- _WHAT NEEDS TO BE DONE_
The entries below are to be repeated exactly as they stand.

- _DATA EXTRACT_
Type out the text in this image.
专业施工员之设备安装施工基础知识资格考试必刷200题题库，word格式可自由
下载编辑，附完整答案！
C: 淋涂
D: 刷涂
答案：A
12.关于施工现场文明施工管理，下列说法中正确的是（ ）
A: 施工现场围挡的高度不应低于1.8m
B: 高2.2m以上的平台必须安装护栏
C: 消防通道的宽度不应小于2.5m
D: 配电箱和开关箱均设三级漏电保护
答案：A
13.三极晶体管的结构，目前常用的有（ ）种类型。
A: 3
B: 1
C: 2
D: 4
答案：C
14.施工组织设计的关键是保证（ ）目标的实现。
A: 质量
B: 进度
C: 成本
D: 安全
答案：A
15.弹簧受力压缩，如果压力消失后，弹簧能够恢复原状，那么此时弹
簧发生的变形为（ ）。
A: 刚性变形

- _FINISHED EXERCISE_
Type out the text in this image.
专业施工员之设备安装施工基础知识资格考试必刷200题题库，word格式可自由
下载编辑，附完整答案！
C: 淋涂
D: 刷涂
答案：A
12.关于施工现场文明施工管理，下列说法中正确的是（ ）
A: 施工现场围挡的高度不应低于1.8m
B: 高2.2m以上的平台必须安装护栏
C: 消防通道的宽度不应小于2.5m
D: 配电箱和开关箱均设三级漏电保护
答案：A
13.三极晶体管的结构，目前常用的有（ ）种类型。
A: 3
B: 1
C: 2
D: 4
答案：C
14.施工组织设计的关键是保证（ ）目标的实现。
A: 质量
B: 进度
C: 成本
D: 安全
答案：A
15.弹簧受力压缩，如果压力消失后，弹簧能够恢复原状，那么此时弹
簧发生的变形为（ ）。
A: 刚性变形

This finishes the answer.